Materials provided.
--
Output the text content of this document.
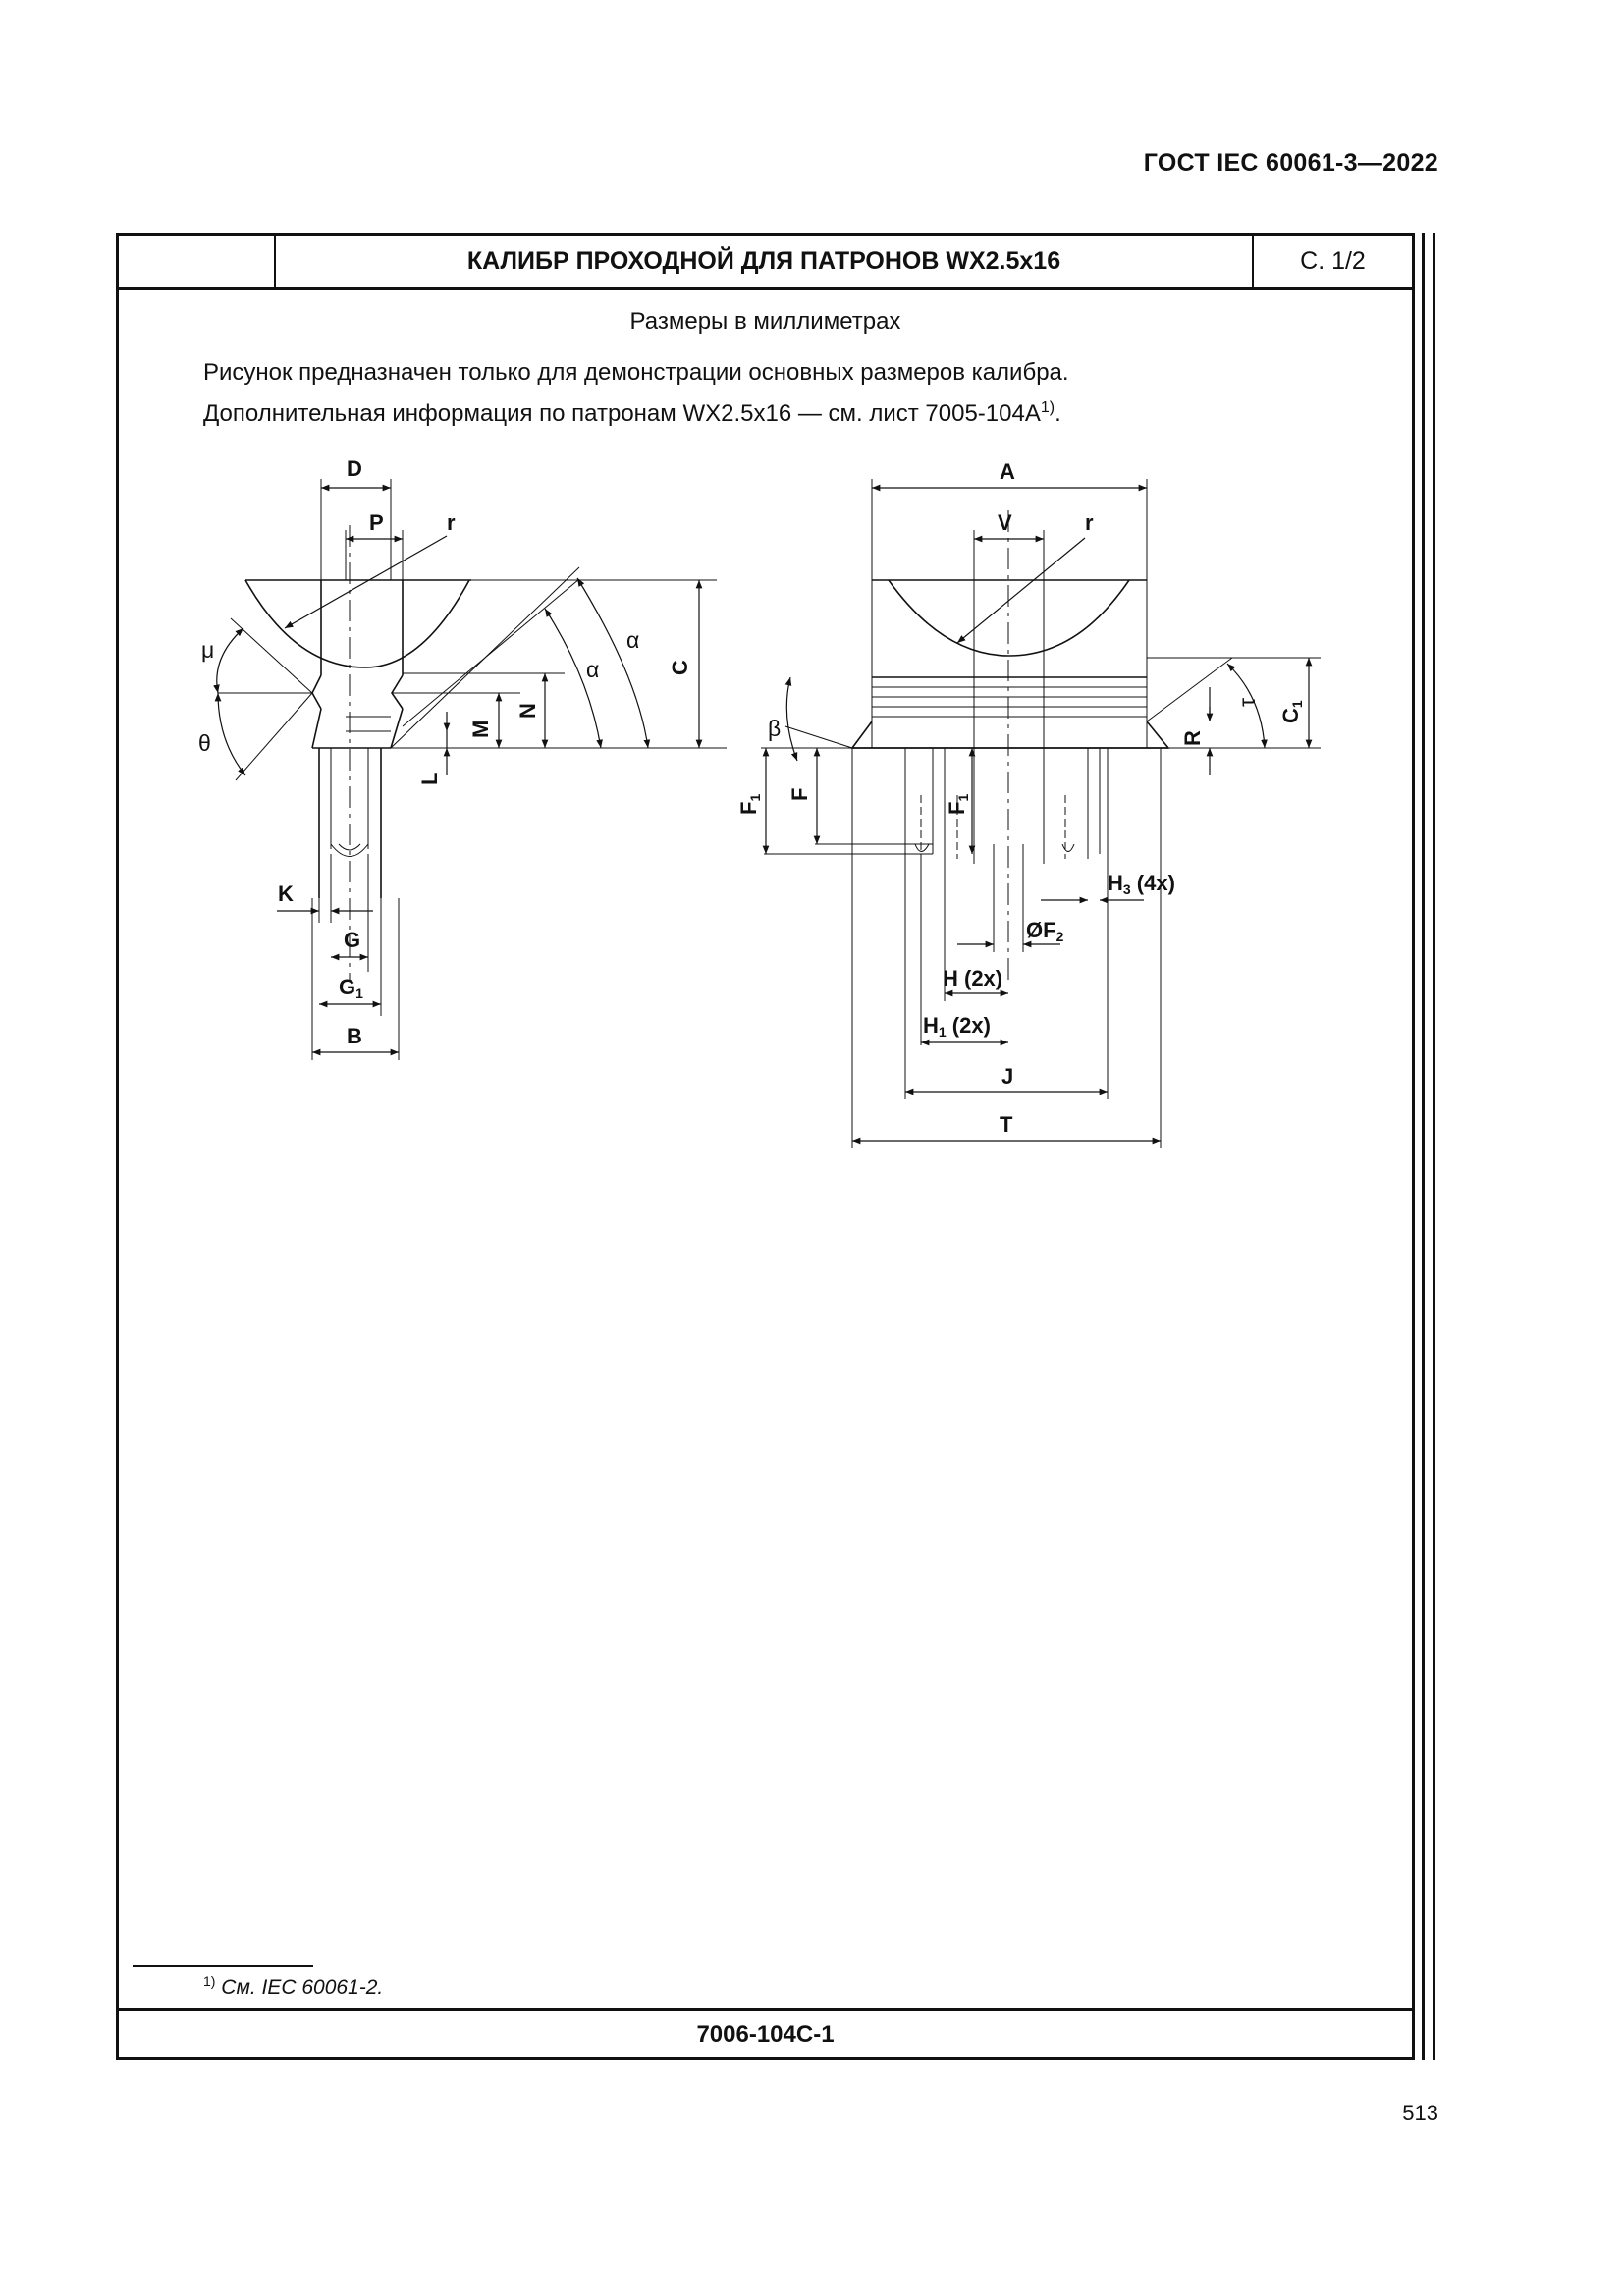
ГОСТ IEC 60061-3—2022
КАЛИБР ПРОХОДНОЙ ДЛЯ ПАТРОНОВ WX2.5x16	С. 1/2
Размеры в миллиметрах
Рисунок предназначен только для демонстрации основных размеров калибра.
Дополнительная информация по патронам WX2.5x16 — см. лист $7005-104A^{1)}$.
$^{1)}$ См. IEC 60061-2.
7006-104С-1
513
D
P	r
μ
θ
α
α	C
M
N
L
K
G
G1
B
A
V	r
β
τ
C1
R
F1 F
F1
H3 (4x)
ØF2
H (2x)
H1 (2x)
J
T
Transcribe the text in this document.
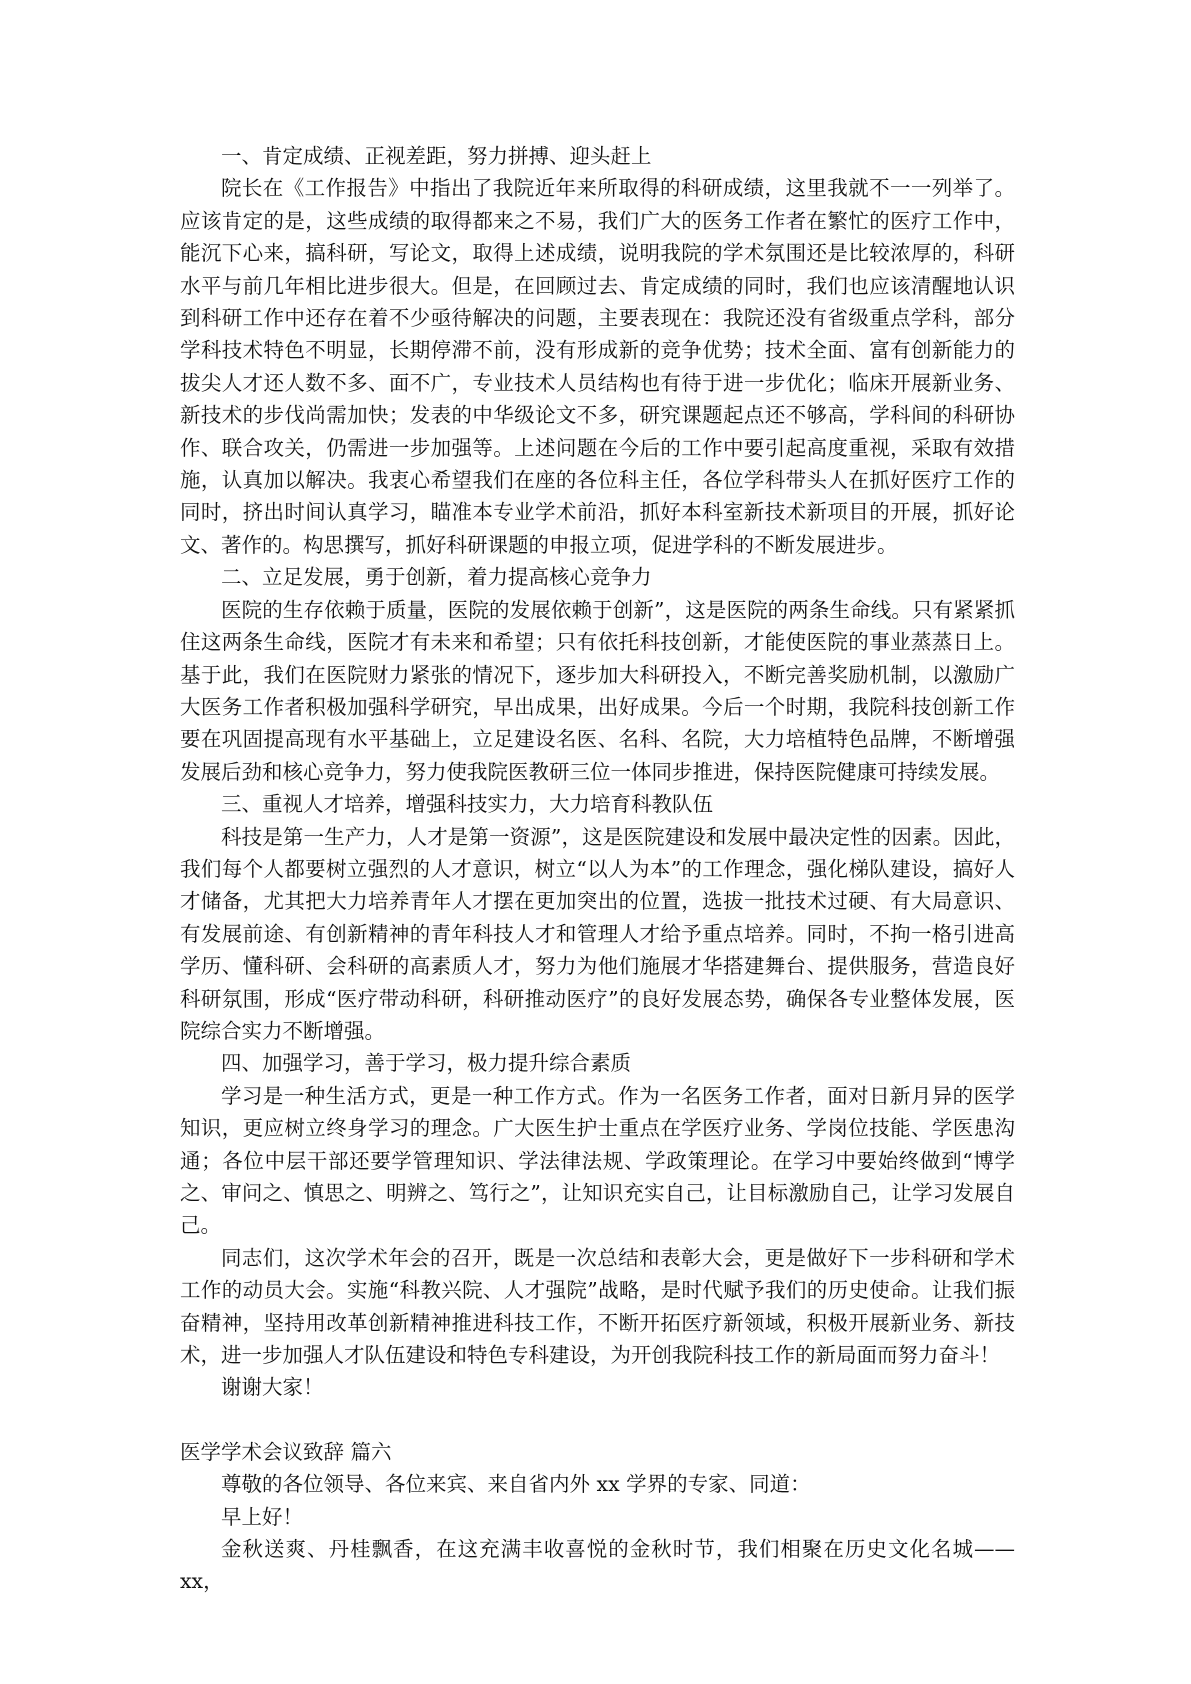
一、肯定成绩、正视差距，努力拼搏、迎头赶上

院长在《工作报告》中指出了我院近年来所取得的科研成绩，这里我就不一一列举了。应该肯定的是，这些成绩的取得都来之不易，我们广大的医务工作者在繁忙的医疗工作中，能沉下心来，搞科研，写论文，取得上述成绩，说明我院的学术氛围还是比较浓厚的，科研水平与前几年相比进步很大。但是，在回顾过去、肯定成绩的同时，我们也应该清醒地认识到科研工作中还存在着不少亟待解决的问题，主要表现在：我院还没有省级重点学科，部分学科技术特色不明显，长期停滞不前，没有形成新的竞争优势；技术全面、富有创新能力的拔尖人才还人数不多、面不广，专业技术人员结构也有待于进一步优化；临床开展新业务、新技术的步伐尚需加快；发表的中华级论文不多，研究课题起点还不够高，学科间的科研协作、联合攻关，仍需进一步加强等。上述问题在今后的工作中要引起高度重视，采取有效措施，认真加以解决。我衷心希望我们在座的各位科主任，各位学科带头人在抓好医疗工作的同时，挤出时间认真学习，瞄准本专业学术前沿，抓好本科室新技术新项目的开展，抓好论文、著作的。构思撰写，抓好科研课题的申报立项，促进学科的不断发展进步。

二、立足发展，勇于创新，着力提高核心竞争力

医院的生存依赖于质量，医院的发展依赖于创新”，这是医院的两条生命线。只有紧紧抓住这两条生命线，医院才有未来和希望；只有依托科技创新，才能使医院的事业蒸蒸日上。基于此，我们在医院财力紧张的情况下，逐步加大科研投入，不断完善奖励机制，以激励广大医务工作者积极加强科学研究，早出成果，出好成果。今后一个时期，我院科技创新工作要在巩固提高现有水平基础上，立足建设名医、名科、名院，大力培植特色品牌，不断增强发展后劲和核心竞争力，努力使我院医教研三位一体同步推进，保持医院健康可持续发展。

三、重视人才培养，增强科技实力，大力培育科教队伍

科技是第一生产力，人才是第一资源”，这是医院建设和发展中最决定性的因素。因此，我们每个人都要树立强烈的人才意识，树立“以人为本”的工作理念，强化梯队建设，搞好人才储备，尤其把大力培养青年人才摆在更加突出的位置，选拔一批技术过硬、有大局意识、有发展前途、有创新精神的青年科技人才和管理人才给予重点培养。同时，不拘一格引进高学历、懂科研、会科研的高素质人才，努力为他们施展才华搭建舞台、提供服务，营造良好科研氛围，形成“医疗带动科研，科研推动医疗”的良好发展态势，确保各专业整体发展，医院综合实力不断增强。

四、加强学习，善于学习，极力提升综合素质

学习是一种生活方式，更是一种工作方式。作为一名医务工作者，面对日新月异的医学知识，更应树立终身学习的理念。广大医生护士重点在学医疗业务、学岗位技能、学医患沟通；各位中层干部还要学管理知识、学法律法规、学政策理论。在学习中要始终做到“博学之、审问之、慎思之、明辨之、笃行之”，让知识充实自己，让目标激励自己，让学习发展自己。

同志们，这次学术年会的召开，既是一次总结和表彰大会，更是做好下一步科研和学术工作的动员大会。实施“科教兴院、人才强院”战略，是时代赋予我们的历史使命。让我们振奋精神，坚持用改革创新精神推进科技工作，不断开拓医疗新领域，积极开展新业务、新技术，进一步加强人才队伍建设和特色专科建设，为开创我院科技工作的新局面而努力奋斗！

谢谢大家！

医学学术会议致辞 篇六

尊敬的各位领导、各位来宾、来自省内外 xx 学界的专家、同道：

早上好！

金秋送爽、丹桂飘香，在这充满丰收喜悦的金秋时节，我们相聚在历史文化名城——xx，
--
Repeat the preceding records precisely, and leave every picture out of the copy.

Output the text content of this document.
ГОСТ IEC 60061-3—2022
КАЛИБР ПРОХОДНОЙ ДЛЯ ПАТРОНОВ WX2.5x16	С. 1/2
Размеры в миллиметрах
Рисунок предназначен только для демонстрации основных размеров калибра.
Дополнительная информация по патронам WX2.5x16 — см. лист $7005-104A^{1)}$.
$^{1)}$ См. IEC 60061-2.
7006-104С-1
513
D
P	r
μ
θ
α
α	C
M
N
L
K
G
G1
B
A
V	r
β
τ
C1
R
F1 F
F1
H3 (4x)
ØF2
H (2x)
H1 (2x)
J
T
Transcribe the text in this document.
一、肯定成绩、正视差距，努力拼搏、迎头赶上

院长在《工作报告》中指出了我院近年来所取得的科研成绩，这里我就不一一列举了。应该肯定的是，这些成绩的取得都来之不易，我们广大的医务工作者在繁忙的医疗工作中，能沉下心来，搞科研，写论文，取得上述成绩，说明我院的学术氛围还是比较浓厚的，科研水平与前几年相比进步很大。但是，在回顾过去、肯定成绩的同时，我们也应该清醒地认识到科研工作中还存在着不少亟待解决的问题，主要表现在：我院还没有省级重点学科，部分学科技术特色不明显，长期停滞不前，没有形成新的竞争优势；技术全面、富有创新能力的拔尖人才还人数不多、面不广，专业技术人员结构也有待于进一步优化；临床开展新业务、新技术的步伐尚需加快；发表的中华级论文不多，研究课题起点还不够高，学科间的科研协作、联合攻关，仍需进一步加强等。上述问题在今后的工作中要引起高度重视，采取有效措施，认真加以解决。我衷心希望我们在座的各位科主任，各位学科带头人在抓好医疗工作的同时，挤出时间认真学习，瞄准本专业学术前沿，抓好本科室新技术新项目的开展，抓好论文、著作的。构思撰写，抓好科研课题的申报立项，促进学科的不断发展进步。

二、立足发展，勇于创新，着力提高核心竞争力

医院的生存依赖于质量，医院的发展依赖于创新”，这是医院的两条生命线。只有紧紧抓住这两条生命线，医院才有未来和希望；只有依托科技创新，才能使医院的事业蒸蒸日上。基于此，我们在医院财力紧张的情况下，逐步加大科研投入，不断完善奖励机制，以激励广大医务工作者积极加强科学研究，早出成果，出好成果。今后一个时期，我院科技创新工作要在巩固提高现有水平基础上，立足建设名医、名科、名院，大力培植特色品牌，不断增强发展后劲和核心竞争力，努力使我院医教研三位一体同步推进，保持医院健康可持续发展。

三、重视人才培养，增强科技实力，大力培育科教队伍

科技是第一生产力，人才是第一资源”，这是医院建设和发展中最决定性的因素。因此，我们每个人都要树立强烈的人才意识，树立“以人为本”的工作理念，强化梯队建设，搞好人才储备，尤其把大力培养青年人才摆在更加突出的位置，选拔一批技术过硬、有大局意识、有发展前途、有创新精神的青年科技人才和管理人才给予重点培养。同时，不拘一格引进高学历、懂科研、会科研的高素质人才，努力为他们施展才华搭建舞台、提供服务，营造良好科研氛围，形成“医疗带动科研，科研推动医疗”的良好发展态势，确保各专业整体发展，医院综合实力不断增强。

四、加强学习，善于学习，极力提升综合素质

学习是一种生活方式，更是一种工作方式。作为一名医务工作者，面对日新月异的医学知识，更应树立终身学习的理念。广大医生护士重点在学医疗业务、学岗位技能、学医患沟通；各位中层干部还要学管理知识、学法律法规、学政策理论。在学习中要始终做到“博学之、审问之、慎思之、明辨之、笃行之”，让知识充实自己，让目标激励自己，让学习发展自己。

同志们，这次学术年会的召开，既是一次总结和表彰大会，更是做好下一步科研和学术工作的动员大会。实施“科教兴院、人才强院”战略，是时代赋予我们的历史使命。让我们振奋精神，坚持用改革创新精神推进科技工作，不断开拓医疗新领域，积极开展新业务、新技术，进一步加强人才队伍建设和特色专科建设，为开创我院科技工作的新局面而努力奋斗！

谢谢大家！

医学学术会议致辞 篇六

尊敬的各位领导、各位来宾、来自省内外 xx 学界的专家、同道：

早上好！

金秋送爽、丹桂飘香，在这充满丰收喜悦的金秋时节，我们相聚在历史文化名城——xx，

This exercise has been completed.